_TASK TO COMPLETE_
The records below are to be copied word for word, with every picture left out.

Dataset items

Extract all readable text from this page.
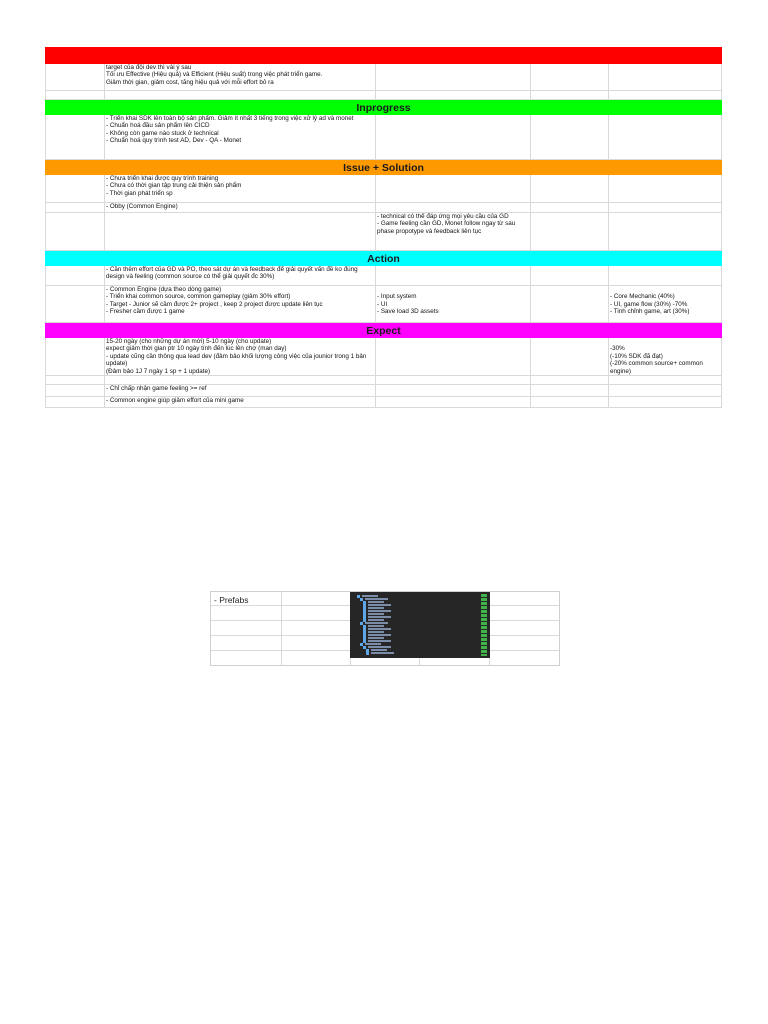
target của đội dev thì vài ý sau
Tối ưu Effective (Hiệu quả) và Efficient (Hiệu suất) trong việc phát triển game.
Giảm thời gian, giảm cost, tăng hiệu quả với mỗi effort bỏ ra
Inprogress
- Triển khai SDK lên toàn bộ sản phẩm. Giảm ít nhất 3 tiếng trong việc xử lý ad và monet
- Chuẩn hoá đầu sản phẩm lên CICD
- Không còn game nào stuck ở technical
- Chuẩn hoá quy trình test AD, Dev - QA - Monet
Issue + Solution
- Chưa triển khai được quy trình training
- Chưa có thời gian tập trung cải thiện sản phẩm
- Thời gian phát triển sp
- Obby (Common Engine)
- technical có thể đáp ứng mọi yêu cầu của GD
- Game feeling cần GD, Monet follow ngay từ sau phase propotype và feedback liên tục
Action
- Cần thêm effort của GD và PO, theo sát dự án và feedback để giải quyết vấn đề ko đúng design và feeling (common source có thể giải quyết đc 30%)
- Common Engine (dựa theo dòng game)
- Triển khai common source, common gameplay (giảm 30% effort)
- Target - Junior sẽ cầm được 2+ project , keep 2 project được update liên tục
- Fresher cầm được 1 game

- Input system
- UI
- Save load 3D assets

- Core Mechanic (40%)
- UI, game flow (30%) -70%
- Tinh chỉnh game, art (30%)
Expect
15-20 ngày (cho những dự án mới) 5-10 ngày (cho update)
expect giảm thời gian ptr 10 ngày tính đến lúc lên chợ (man day)
- update cũng cần thông qua lead dev (đảm bảo khối lượng công việc của jounior trong 1 bản update)
(Đảm bảo 1J 7 ngày 1 sp + 1 update)

-30%
(-10% SDK đã đạt)
(-20% common source+ common engine)
- Chỉ chấp nhận game feeling >= ref
- Common engine giúp giảm effort của mini game
- Prefabs
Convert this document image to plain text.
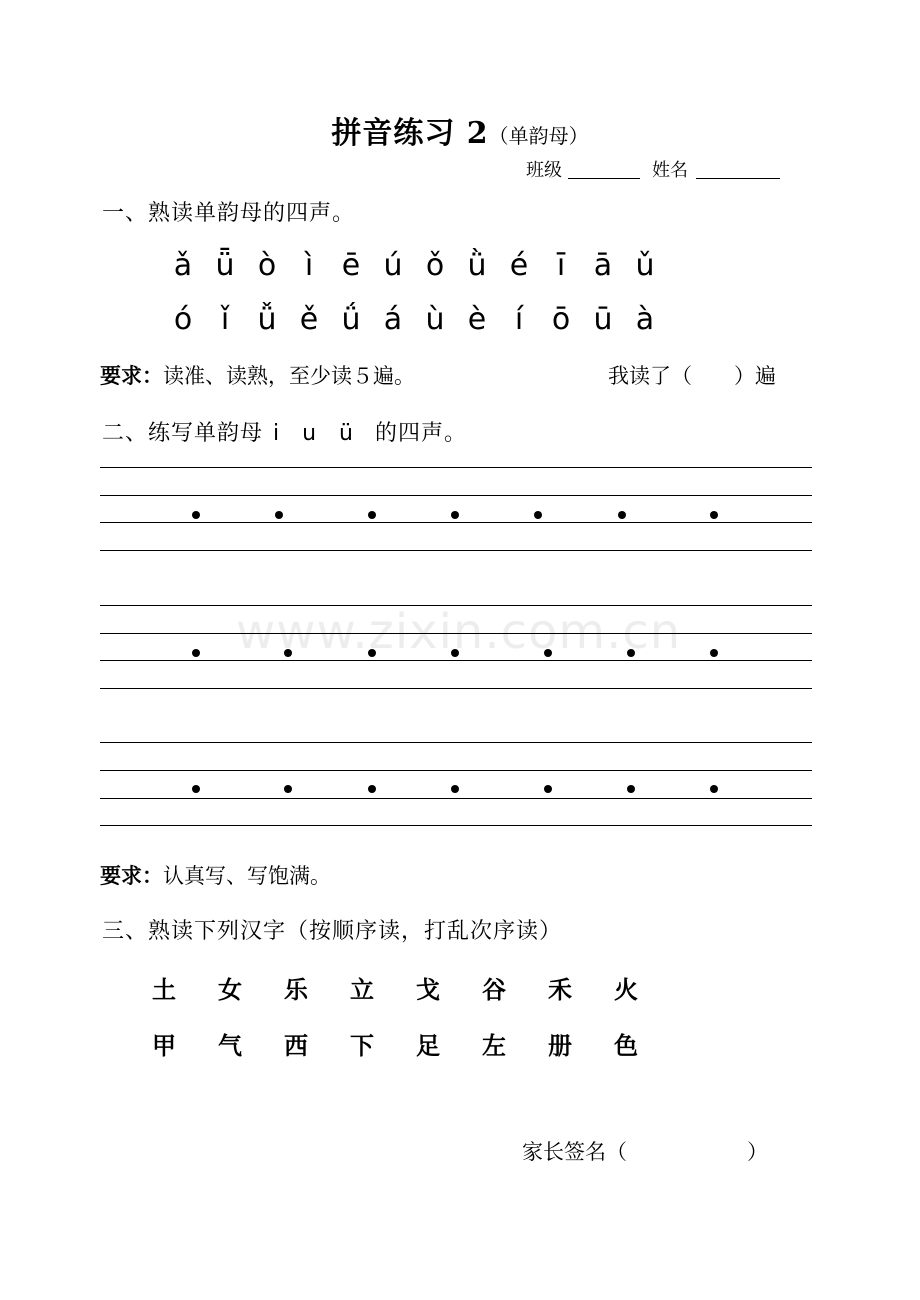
拼音练习 2（单韵母）
班级	姓名
一、熟读单韵母的四声。
ǎ ǖ ò ì ē ú ǒ ǜ é ī ā ǔ
ó ǐ ǚ ě ǘ á ù è í ō ū à
要求：读准、读熟，至少读５遍。	我读了（　　）遍
二、练写单韵母 i u ü 的四声。
www.zixin.com.cn
要求：认真写、写饱满。
三、熟读下列汉字（按顺序读，打乱次序读）
土 女 乐 立 戈 谷 禾 火
甲 气 西 下 足 左 册 色
家长签名（	）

_RESPONSE TO THE TASK_
Extract all readable text from this page.
target của đội dev thì vài ý sau
Tối ưu Effective (Hiệu quả) và Efficient (Hiệu suất) trong việc phát triển game.
Giảm thời gian, giảm cost, tăng hiệu quả với mỗi effort bỏ ra
Inprogress
- Triển khai SDK lên toàn bộ sản phẩm. Giảm ít nhất 3 tiếng trong việc xử lý ad và monet
- Chuẩn hoá đầu sản phẩm lên CICD
- Không còn game nào stuck ở technical
- Chuẩn hoá quy trình test AD, Dev - QA - Monet
Issue + Solution
- Chưa triển khai được quy trình training
- Chưa có thời gian tập trung cải thiện sản phẩm
- Thời gian phát triển sp
- Obby (Common Engine)
- technical có thể đáp ứng mọi yêu cầu của GD
- Game feeling cần GD, Monet follow ngay từ sau phase propotype và feedback liên tục
Action
- Cần thêm effort của GD và PO, theo sát dự án và feedback để giải quyết vấn đề ko đúng design và feeling (common source có thể giải quyết đc 30%)
- Common Engine (dựa theo dòng game)
- Triển khai common source, common gameplay (giảm 30% effort)
- Target - Junior sẽ cầm được 2+ project , keep 2 project được update liên tục
- Fresher cầm được 1 game

- Input system
- UI
- Save load 3D assets

- Core Mechanic (40%)
- UI, game flow (30%) -70%
- Tinh chỉnh game, art (30%)
Expect
15-20 ngày (cho những dự án mới) 5-10 ngày (cho update)
expect giảm thời gian ptr 10 ngày tính đến lúc lên chợ (man day)
- update cũng cần thông qua lead dev (đảm bảo khối lượng công việc của jounior trong 1 bản update)
(Đảm bảo 1J 7 ngày 1 sp + 1 update)

-30%
(-10% SDK đã đạt)
(-20% common source+ common engine)
- Chỉ chấp nhận game feeling >= ref
- Common engine giúp giảm effort của mini game
- Prefabs
Convert this document image to plain text.
拼音练习 2（单韵母）
班级	姓名
一、熟读单韵母的四声。
ǎ ǖ ò ì ē ú ǒ ǜ é ī ā ǔ
ó ǐ ǚ ě ǘ á ù è í ō ū à
要求：读准、读熟，至少读５遍。	我读了（　　）遍
二、练写单韵母 i u ü 的四声。
www.zixin.com.cn
要求：认真写、写饱满。
三、熟读下列汉字（按顺序读，打乱次序读）
土 女 乐 立 戈 谷 禾 火
甲 气 西 下 足 左 册 色
家长签名（	）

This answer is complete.